=== SHORT TASK ===
Repeat every record below exactly, leaving out the pictures.

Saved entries

___

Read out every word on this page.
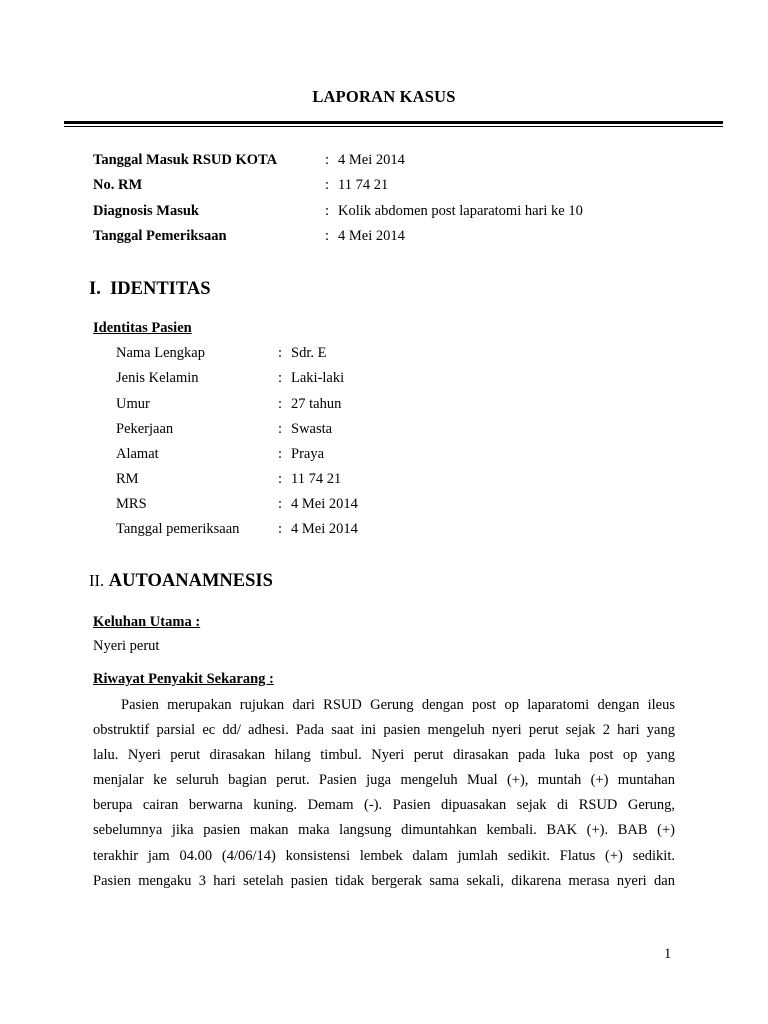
LAPORAN KASUS
Tanggal Masuk RSUD KOTA	: 4 Mei 2014
No. RM	: 11 74 21
Diagnosis Masuk	: Kolik abdomen post laparatomi hari ke 10
Tanggal Pemeriksaan	: 4 Mei 2014
I. IDENTITAS
Identitas Pasien
Nama Lengkap	: Sdr. E
Jenis Kelamin	: Laki-laki
Umur	: 27 tahun
Pekerjaan	: Swasta
Alamat	: Praya
RM	: 11 74 21
MRS	: 4 Mei 2014
Tanggal pemeriksaan	: 4 Mei 2014
II. AUTOANAMNESIS
Keluhan Utama :
Nyeri perut
Riwayat Penyakit Sekarang :
Pasien merupakan rujukan dari RSUD Gerung dengan post op laparatomi dengan ileus
obstruktif parsial ec dd/ adhesi. Pada saat ini pasien mengeluh nyeri perut sejak 2 hari yang
lalu. Nyeri perut dirasakan hilang timbul. Nyeri perut dirasakan pada luka post op yang
menjalar ke seluruh bagian perut. Pasien juga mengeluh Mual (+), muntah (+) muntahan
berupa cairan berwarna kuning. Demam (-). Pasien dipuasakan sejak di RSUD Gerung,
sebelumnya jika pasien makan maka langsung dimuntahkan kembali. BAK (+). BAB (+)
terakhir jam 04.00 (4/06/14) konsistensi lembek dalam jumlah sedikit. Flatus (+) sedikit.
Pasien mengaku 3 hari setelah pasien tidak bergerak sama sekali, dikarena merasa nyeri dan
1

___

=== ANSWER BELOW ===
Read out every word on this page.
LAPORAN KASUS
Tanggal Masuk RSUD KOTA	: 4 Mei 2014
No. RM	: 11 74 21
Diagnosis Masuk	: Kolik abdomen post laparatomi hari ke 10
Tanggal Pemeriksaan	: 4 Mei 2014
I. IDENTITAS
Identitas Pasien
Nama Lengkap	: Sdr. E
Jenis Kelamin	: Laki-laki
Umur	: 27 tahun
Pekerjaan	: Swasta
Alamat	: Praya
RM	: 11 74 21
MRS	: 4 Mei 2014
Tanggal pemeriksaan	: 4 Mei 2014
II. AUTOANAMNESIS
Keluhan Utama :
Nyeri perut
Riwayat Penyakit Sekarang :
Pasien merupakan rujukan dari RSUD Gerung dengan post op laparatomi dengan ileus
obstruktif parsial ec dd/ adhesi. Pada saat ini pasien mengeluh nyeri perut sejak 2 hari yang
lalu. Nyeri perut dirasakan hilang timbul. Nyeri perut dirasakan pada luka post op yang
menjalar ke seluruh bagian perut. Pasien juga mengeluh Mual (+), muntah (+) muntahan
berupa cairan berwarna kuning. Demam (-). Pasien dipuasakan sejak di RSUD Gerung,
sebelumnya jika pasien makan maka langsung dimuntahkan kembali. BAK (+). BAB (+)
terakhir jam 04.00 (4/06/14) konsistensi lembek dalam jumlah sedikit. Flatus (+) sedikit.
Pasien mengaku 3 hari setelah pasien tidak bergerak sama sekali, dikarena merasa nyeri dan
1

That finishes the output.